Data entries:
———

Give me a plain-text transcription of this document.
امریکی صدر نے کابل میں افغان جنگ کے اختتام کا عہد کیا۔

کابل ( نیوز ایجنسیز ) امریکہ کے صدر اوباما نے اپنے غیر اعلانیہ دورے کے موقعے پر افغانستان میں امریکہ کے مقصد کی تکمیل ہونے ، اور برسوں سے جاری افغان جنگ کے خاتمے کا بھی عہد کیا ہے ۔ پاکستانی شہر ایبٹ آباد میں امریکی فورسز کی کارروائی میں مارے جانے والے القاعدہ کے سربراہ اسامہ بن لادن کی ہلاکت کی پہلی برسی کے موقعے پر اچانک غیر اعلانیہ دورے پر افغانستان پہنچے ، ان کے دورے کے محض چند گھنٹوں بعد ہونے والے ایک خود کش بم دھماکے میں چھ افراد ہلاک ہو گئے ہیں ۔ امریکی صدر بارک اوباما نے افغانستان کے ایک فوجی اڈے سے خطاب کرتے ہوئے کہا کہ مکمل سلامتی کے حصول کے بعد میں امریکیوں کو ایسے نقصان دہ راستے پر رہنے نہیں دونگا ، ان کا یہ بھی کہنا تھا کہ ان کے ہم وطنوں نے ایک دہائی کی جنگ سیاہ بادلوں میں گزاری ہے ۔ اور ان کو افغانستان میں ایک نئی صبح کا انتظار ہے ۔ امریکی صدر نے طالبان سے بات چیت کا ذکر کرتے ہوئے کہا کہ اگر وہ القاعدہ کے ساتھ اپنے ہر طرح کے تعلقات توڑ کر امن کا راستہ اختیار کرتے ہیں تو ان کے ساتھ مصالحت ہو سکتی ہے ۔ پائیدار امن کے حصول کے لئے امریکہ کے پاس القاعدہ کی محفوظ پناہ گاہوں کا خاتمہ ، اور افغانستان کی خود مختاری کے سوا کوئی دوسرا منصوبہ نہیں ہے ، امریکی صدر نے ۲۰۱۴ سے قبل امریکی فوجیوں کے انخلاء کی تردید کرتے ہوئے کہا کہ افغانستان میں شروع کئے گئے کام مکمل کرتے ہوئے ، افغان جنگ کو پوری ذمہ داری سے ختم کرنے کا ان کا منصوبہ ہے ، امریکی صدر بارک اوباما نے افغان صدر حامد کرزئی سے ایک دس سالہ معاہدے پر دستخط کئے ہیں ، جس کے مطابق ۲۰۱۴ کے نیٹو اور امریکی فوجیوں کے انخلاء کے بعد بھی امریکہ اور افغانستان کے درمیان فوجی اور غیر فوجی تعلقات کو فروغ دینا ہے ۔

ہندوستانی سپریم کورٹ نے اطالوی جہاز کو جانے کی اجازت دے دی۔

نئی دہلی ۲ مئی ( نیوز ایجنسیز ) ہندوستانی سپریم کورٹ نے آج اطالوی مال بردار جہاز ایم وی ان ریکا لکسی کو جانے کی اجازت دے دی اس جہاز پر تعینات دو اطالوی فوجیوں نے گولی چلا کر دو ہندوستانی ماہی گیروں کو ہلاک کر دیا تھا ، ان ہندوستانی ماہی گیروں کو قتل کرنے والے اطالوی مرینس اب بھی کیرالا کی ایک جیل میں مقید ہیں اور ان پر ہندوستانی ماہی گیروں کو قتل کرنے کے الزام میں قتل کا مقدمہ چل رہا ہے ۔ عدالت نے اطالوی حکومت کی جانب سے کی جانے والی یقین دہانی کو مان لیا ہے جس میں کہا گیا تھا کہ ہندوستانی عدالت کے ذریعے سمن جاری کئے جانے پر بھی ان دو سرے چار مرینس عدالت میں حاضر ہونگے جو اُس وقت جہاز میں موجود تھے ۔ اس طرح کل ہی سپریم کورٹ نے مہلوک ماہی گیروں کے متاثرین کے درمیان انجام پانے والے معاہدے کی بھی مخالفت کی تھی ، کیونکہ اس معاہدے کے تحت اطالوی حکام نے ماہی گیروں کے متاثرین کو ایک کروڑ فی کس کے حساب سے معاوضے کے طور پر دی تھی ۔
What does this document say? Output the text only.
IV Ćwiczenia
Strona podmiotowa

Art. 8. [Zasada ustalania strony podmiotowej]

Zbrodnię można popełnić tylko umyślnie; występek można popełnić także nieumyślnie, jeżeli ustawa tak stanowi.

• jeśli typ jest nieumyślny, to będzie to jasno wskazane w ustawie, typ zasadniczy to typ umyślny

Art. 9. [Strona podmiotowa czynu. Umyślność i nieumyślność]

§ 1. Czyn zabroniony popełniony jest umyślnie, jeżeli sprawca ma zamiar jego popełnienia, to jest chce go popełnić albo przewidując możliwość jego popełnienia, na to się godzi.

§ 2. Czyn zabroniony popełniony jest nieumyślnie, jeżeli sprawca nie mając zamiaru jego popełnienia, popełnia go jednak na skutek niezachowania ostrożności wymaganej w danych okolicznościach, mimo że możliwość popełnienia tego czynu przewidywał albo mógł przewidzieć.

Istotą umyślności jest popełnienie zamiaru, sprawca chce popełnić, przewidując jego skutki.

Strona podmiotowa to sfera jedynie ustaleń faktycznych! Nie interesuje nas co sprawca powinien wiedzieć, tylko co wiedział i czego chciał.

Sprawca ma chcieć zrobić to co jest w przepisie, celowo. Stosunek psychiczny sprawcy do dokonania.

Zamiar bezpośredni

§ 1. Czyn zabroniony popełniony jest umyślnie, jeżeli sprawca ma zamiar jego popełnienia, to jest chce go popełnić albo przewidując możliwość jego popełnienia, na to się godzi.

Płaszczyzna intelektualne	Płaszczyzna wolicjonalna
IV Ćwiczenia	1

———

What you will do:
Copy out the whole listing, exactly as written.

The response:
Give me a plain-text transcription of this document.
امریکی صدر نے کابل میں افغان جنگ کے اختتام کا عہد کیا۔

کابل ( نیوز ایجنسیز ) امریکہ کے صدر اوباما نے اپنے غیر اعلانیہ دورے کے موقعے پر افغانستان میں امریکہ کے مقصد کی تکمیل ہونے ، اور برسوں سے جاری افغان جنگ کے خاتمے کا بھی عہد کیا ہے ۔ پاکستانی شہر ایبٹ آباد میں امریکی فورسز کی کارروائی میں مارے جانے والے القاعدہ کے سربراہ اسامہ بن لادن کی ہلاکت کی پہلی برسی کے موقعے پر اچانک غیر اعلانیہ دورے پر افغانستان پہنچے ، ان کے دورے کے محض چند گھنٹوں بعد ہونے والے ایک خود کش بم دھماکے میں چھ افراد ہلاک ہو گئے ہیں ۔ امریکی صدر بارک اوباما نے افغانستان کے ایک فوجی اڈے سے خطاب کرتے ہوئے کہا کہ مکمل سلامتی کے حصول کے بعد میں امریکیوں کو ایسے نقصان دہ راستے پر رہنے نہیں دونگا ، ان کا یہ بھی کہنا تھا کہ ان کے ہم وطنوں نے ایک دہائی کی جنگ سیاہ بادلوں میں گزاری ہے ۔ اور ان کو افغانستان میں ایک نئی صبح کا انتظار ہے ۔ امریکی صدر نے طالبان سے بات چیت کا ذکر کرتے ہوئے کہا کہ اگر وہ القاعدہ کے ساتھ اپنے ہر طرح کے تعلقات توڑ کر امن کا راستہ اختیار کرتے ہیں تو ان کے ساتھ مصالحت ہو سکتی ہے ۔ پائیدار امن کے حصول کے لئے امریکہ کے پاس القاعدہ کی محفوظ پناہ گاہوں کا خاتمہ ، اور افغانستان کی خود مختاری کے سوا کوئی دوسرا منصوبہ نہیں ہے ، امریکی صدر نے ۲۰۱۴ سے قبل امریکی فوجیوں کے انخلاء کی تردید کرتے ہوئے کہا کہ افغانستان میں شروع کئے گئے کام مکمل کرتے ہوئے ، افغان جنگ کو پوری ذمہ داری سے ختم کرنے کا ان کا منصوبہ ہے ، امریکی صدر بارک اوباما نے افغان صدر حامد کرزئی سے ایک دس سالہ معاہدے پر دستخط کئے ہیں ، جس کے مطابق ۲۰۱۴ کے نیٹو اور امریکی فوجیوں کے انخلاء کے بعد بھی امریکہ اور افغانستان کے درمیان فوجی اور غیر فوجی تعلقات کو فروغ دینا ہے ۔

ہندوستانی سپریم کورٹ نے اطالوی جہاز کو جانے کی اجازت دے دی۔

نئی دہلی ۲ مئی ( نیوز ایجنسیز ) ہندوستانی سپریم کورٹ نے آج اطالوی مال بردار جہاز ایم وی ان ریکا لکسی کو جانے کی اجازت دے دی اس جہاز پر تعینات دو اطالوی فوجیوں نے گولی چلا کر دو ہندوستانی ماہی گیروں کو ہلاک کر دیا تھا ، ان ہندوستانی ماہی گیروں کو قتل کرنے والے اطالوی مرینس اب بھی کیرالا کی ایک جیل میں مقید ہیں اور ان پر ہندوستانی ماہی گیروں کو قتل کرنے کے الزام میں قتل کا مقدمہ چل رہا ہے ۔ عدالت نے اطالوی حکومت کی جانب سے کی جانے والی یقین دہانی کو مان لیا ہے جس میں کہا گیا تھا کہ ہندوستانی عدالت کے ذریعے سمن جاری کئے جانے پر بھی ان دو سرے چار مرینس عدالت میں حاضر ہونگے جو اُس وقت جہاز میں موجود تھے ۔ اس طرح کل ہی سپریم کورٹ نے مہلوک ماہی گیروں کے متاثرین کے درمیان انجام پانے والے معاہدے کی بھی مخالفت کی تھی ، کیونکہ اس معاہدے کے تحت اطالوی حکام نے ماہی گیروں کے متاثرین کو ایک کروڑ فی کس کے حساب سے معاوضے کے طور پر دی تھی ۔
What does this document say? Output the text only.
IV Ćwiczenia
Strona podmiotowa

Art. 8. [Zasada ustalania strony podmiotowej]

Zbrodnię można popełnić tylko umyślnie; występek można popełnić także nieumyślnie, jeżeli ustawa tak stanowi.

• jeśli typ jest nieumyślny, to będzie to jasno wskazane w ustawie, typ zasadniczy to typ umyślny

Art. 9. [Strona podmiotowa czynu. Umyślność i nieumyślność]

§ 1. Czyn zabroniony popełniony jest umyślnie, jeżeli sprawca ma zamiar jego popełnienia, to jest chce go popełnić albo przewidując możliwość jego popełnienia, na to się godzi.

§ 2. Czyn zabroniony popełniony jest nieumyślnie, jeżeli sprawca nie mając zamiaru jego popełnienia, popełnia go jednak na skutek niezachowania ostrożności wymaganej w danych okolicznościach, mimo że możliwość popełnienia tego czynu przewidywał albo mógł przewidzieć.

Istotą umyślności jest popełnienie zamiaru, sprawca chce popełnić, przewidując jego skutki.

Strona podmiotowa to sfera jedynie ustaleń faktycznych! Nie interesuje nas co sprawca powinien wiedzieć, tylko co wiedział i czego chciał.

Sprawca ma chcieć zrobić to co jest w przepisie, celowo. Stosunek psychiczny sprawcy do dokonania.

Zamiar bezpośredni

§ 1. Czyn zabroniony popełniony jest umyślnie, jeżeli sprawca ma zamiar jego popełnienia, to jest chce go popełnić albo przewidując możliwość jego popełnienia, na to się godzi.

Płaszczyzna intelektualne	Płaszczyzna wolicjonalna
IV Ćwiczenia	1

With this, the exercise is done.